[What the task asks]: Copy each of the rows below, character for character.

[Provided entries]:

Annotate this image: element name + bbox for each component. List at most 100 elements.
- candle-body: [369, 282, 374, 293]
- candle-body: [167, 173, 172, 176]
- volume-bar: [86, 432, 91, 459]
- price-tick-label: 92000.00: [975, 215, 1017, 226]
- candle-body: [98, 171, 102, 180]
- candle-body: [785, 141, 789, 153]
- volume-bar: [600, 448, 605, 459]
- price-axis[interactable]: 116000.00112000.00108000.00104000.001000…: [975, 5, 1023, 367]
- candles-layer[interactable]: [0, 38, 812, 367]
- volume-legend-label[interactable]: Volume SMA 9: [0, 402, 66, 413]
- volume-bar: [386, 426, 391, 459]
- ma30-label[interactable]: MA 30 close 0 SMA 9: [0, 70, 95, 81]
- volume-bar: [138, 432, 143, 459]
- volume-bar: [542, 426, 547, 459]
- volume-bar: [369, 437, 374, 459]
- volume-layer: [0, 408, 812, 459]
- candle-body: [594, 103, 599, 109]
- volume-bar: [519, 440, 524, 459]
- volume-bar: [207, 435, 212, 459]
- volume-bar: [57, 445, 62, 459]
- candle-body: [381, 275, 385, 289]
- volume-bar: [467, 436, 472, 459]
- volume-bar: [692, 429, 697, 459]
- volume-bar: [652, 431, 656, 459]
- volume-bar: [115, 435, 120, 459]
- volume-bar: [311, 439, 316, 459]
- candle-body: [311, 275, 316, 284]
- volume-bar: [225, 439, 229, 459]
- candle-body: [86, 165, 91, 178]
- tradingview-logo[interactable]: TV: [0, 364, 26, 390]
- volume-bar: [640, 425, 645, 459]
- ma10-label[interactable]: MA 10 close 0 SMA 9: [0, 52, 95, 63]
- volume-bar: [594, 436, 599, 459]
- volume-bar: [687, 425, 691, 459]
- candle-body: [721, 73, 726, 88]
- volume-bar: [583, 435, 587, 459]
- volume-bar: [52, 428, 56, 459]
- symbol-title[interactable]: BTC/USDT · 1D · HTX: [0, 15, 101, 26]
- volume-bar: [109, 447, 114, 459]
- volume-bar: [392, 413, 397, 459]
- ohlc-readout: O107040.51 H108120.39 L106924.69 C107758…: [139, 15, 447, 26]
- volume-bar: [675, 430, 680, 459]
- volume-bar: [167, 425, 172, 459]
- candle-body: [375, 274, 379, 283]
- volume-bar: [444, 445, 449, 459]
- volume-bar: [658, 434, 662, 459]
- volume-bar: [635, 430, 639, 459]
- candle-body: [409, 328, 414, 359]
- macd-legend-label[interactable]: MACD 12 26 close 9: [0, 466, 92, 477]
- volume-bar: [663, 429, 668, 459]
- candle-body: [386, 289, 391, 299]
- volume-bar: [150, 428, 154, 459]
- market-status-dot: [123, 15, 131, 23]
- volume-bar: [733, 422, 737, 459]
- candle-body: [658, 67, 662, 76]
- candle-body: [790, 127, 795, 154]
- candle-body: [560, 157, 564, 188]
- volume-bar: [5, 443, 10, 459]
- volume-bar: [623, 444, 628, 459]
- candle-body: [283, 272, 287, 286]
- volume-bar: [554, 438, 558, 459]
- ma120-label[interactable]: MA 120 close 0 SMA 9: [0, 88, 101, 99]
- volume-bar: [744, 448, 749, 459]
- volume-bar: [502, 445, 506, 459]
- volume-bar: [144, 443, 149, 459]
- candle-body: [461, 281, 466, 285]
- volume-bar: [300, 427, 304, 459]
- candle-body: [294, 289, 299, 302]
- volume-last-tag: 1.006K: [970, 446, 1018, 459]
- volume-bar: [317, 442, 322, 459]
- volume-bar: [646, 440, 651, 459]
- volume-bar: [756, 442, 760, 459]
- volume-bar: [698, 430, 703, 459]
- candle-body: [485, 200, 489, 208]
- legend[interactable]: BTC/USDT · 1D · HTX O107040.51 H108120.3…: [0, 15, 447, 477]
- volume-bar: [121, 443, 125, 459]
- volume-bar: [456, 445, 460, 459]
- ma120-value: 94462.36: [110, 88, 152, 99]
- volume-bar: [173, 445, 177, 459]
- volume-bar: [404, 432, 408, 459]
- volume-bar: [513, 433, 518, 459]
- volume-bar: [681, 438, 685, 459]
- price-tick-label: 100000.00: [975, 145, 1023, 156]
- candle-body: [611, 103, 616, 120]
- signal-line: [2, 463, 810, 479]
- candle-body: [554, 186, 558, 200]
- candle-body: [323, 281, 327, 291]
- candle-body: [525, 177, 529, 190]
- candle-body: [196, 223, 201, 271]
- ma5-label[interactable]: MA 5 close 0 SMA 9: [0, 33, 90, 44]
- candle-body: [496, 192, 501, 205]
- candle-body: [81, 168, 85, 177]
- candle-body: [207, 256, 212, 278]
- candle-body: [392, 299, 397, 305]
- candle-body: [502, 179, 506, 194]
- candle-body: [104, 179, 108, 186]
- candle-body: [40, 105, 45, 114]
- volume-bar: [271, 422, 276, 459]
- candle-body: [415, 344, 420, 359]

[Right answer]:
Annotate this image: element name + bbox for each component. List at most 100 elements.
- candle-body: [369, 282, 374, 293]
- candle-body: [167, 173, 172, 176]
- volume-bar: [86, 432, 91, 459]
- price-tick-label: 92000.00: [975, 215, 1017, 226]
- candle-body: [98, 171, 102, 180]
- candle-body: [785, 141, 789, 153]
- volume-bar: [600, 448, 605, 459]
- price-axis[interactable]: 116000.00112000.00108000.00104000.001000…: [975, 5, 1023, 367]
- candles-layer[interactable]: [0, 38, 812, 367]
- volume-legend-label[interactable]: Volume SMA 9: [0, 402, 66, 413]
- volume-bar: [386, 426, 391, 459]
- ma30-label[interactable]: MA 30 close 0 SMA 9: [0, 70, 95, 81]
- volume-bar: [138, 432, 143, 459]
- volume-bar: [542, 426, 547, 459]
- volume-bar: [369, 437, 374, 459]
- volume-layer: [0, 408, 812, 459]
- candle-body: [594, 103, 599, 109]
- volume-bar: [519, 440, 524, 459]
- volume-bar: [207, 435, 212, 459]
- volume-bar: [57, 445, 62, 459]
- candle-body: [381, 275, 385, 289]
- volume-bar: [467, 436, 472, 459]
- volume-bar: [692, 429, 697, 459]
- volume-bar: [652, 431, 656, 459]
- volume-bar: [115, 435, 120, 459]
- volume-bar: [311, 439, 316, 459]
- candle-body: [311, 275, 316, 284]
- volume-bar: [225, 439, 229, 459]
- candle-body: [86, 165, 91, 178]
- tradingview-logo[interactable]: TV: [0, 364, 26, 390]
- volume-bar: [640, 425, 645, 459]
- ma10-label[interactable]: MA 10 close 0 SMA 9: [0, 52, 95, 63]
- volume-bar: [594, 436, 599, 459]
- volume-bar: [687, 425, 691, 459]
- candle-body: [721, 73, 726, 88]
- volume-bar: [583, 435, 587, 459]
- volume-bar: [52, 428, 56, 459]
- symbol-title[interactable]: BTC/USDT · 1D · HTX: [0, 15, 101, 26]
- volume-bar: [109, 447, 114, 459]
- volume-bar: [392, 413, 397, 459]
- ohlc-readout: O107040.51 H108120.39 L106924.69 C107758…: [139, 15, 447, 26]
- volume-bar: [675, 430, 680, 459]
- volume-bar: [167, 425, 172, 459]
- candle-body: [375, 274, 379, 283]
- volume-bar: [444, 445, 449, 459]
- volume-bar: [658, 434, 662, 459]
- volume-bar: [635, 430, 639, 459]
- candle-body: [409, 328, 414, 359]
- macd-legend-label[interactable]: MACD 12 26 close 9: [0, 466, 92, 477]
- volume-bar: [663, 429, 668, 459]
- candle-body: [386, 289, 391, 299]
- volume-bar: [150, 428, 154, 459]
- market-status-dot: [123, 15, 131, 23]
- volume-bar: [733, 422, 737, 459]
- candle-body: [658, 67, 662, 76]
- candle-body: [790, 127, 795, 154]
- candle-body: [560, 157, 564, 188]
- volume-bar: [5, 443, 10, 459]
- volume-bar: [623, 444, 628, 459]
- candle-body: [283, 272, 287, 286]
- volume-bar: [554, 438, 558, 459]
- ma120-label[interactable]: MA 120 close 0 SMA 9: [0, 88, 101, 99]
- volume-bar: [744, 448, 749, 459]
- volume-bar: [502, 445, 506, 459]
- volume-bar: [144, 443, 149, 459]
- candle-body: [461, 281, 466, 285]
- volume-bar: [300, 427, 304, 459]
- candle-body: [294, 289, 299, 302]
- volume-last-tag: 1.006K: [970, 446, 1018, 459]
- volume-bar: [317, 442, 322, 459]
- volume-bar: [646, 440, 651, 459]
- volume-bar: [756, 442, 760, 459]
- volume-bar: [698, 430, 703, 459]
- candle-body: [485, 200, 489, 208]
- legend[interactable]: BTC/USDT · 1D · HTX O107040.51 H108120.3…: [0, 15, 447, 477]
- volume-bar: [121, 443, 125, 459]
- volume-bar: [456, 445, 460, 459]
- ma120-value: 94462.36: [110, 88, 152, 99]
- volume-bar: [173, 445, 177, 459]
- volume-bar: [404, 432, 408, 459]
- volume-bar: [513, 433, 518, 459]
- volume-bar: [681, 438, 685, 459]
- price-tick-label: 100000.00: [975, 145, 1023, 156]
- candle-body: [611, 103, 616, 120]
- signal-line: [2, 463, 810, 479]
- candle-body: [554, 186, 558, 200]
- candle-body: [323, 281, 327, 291]
- candle-body: [525, 177, 529, 190]
- candle-body: [196, 223, 201, 271]
- ma5-label[interactable]: MA 5 close 0 SMA 9: [0, 33, 90, 44]
- candle-body: [496, 192, 501, 205]
- candle-body: [81, 168, 85, 177]
- candle-body: [207, 256, 212, 278]
- candle-body: [392, 299, 397, 305]
- candle-body: [502, 179, 506, 194]
- candle-body: [104, 179, 108, 186]
- candle-body: [40, 105, 45, 114]
- volume-bar: [271, 422, 276, 459]
- candle-body: [415, 344, 420, 359]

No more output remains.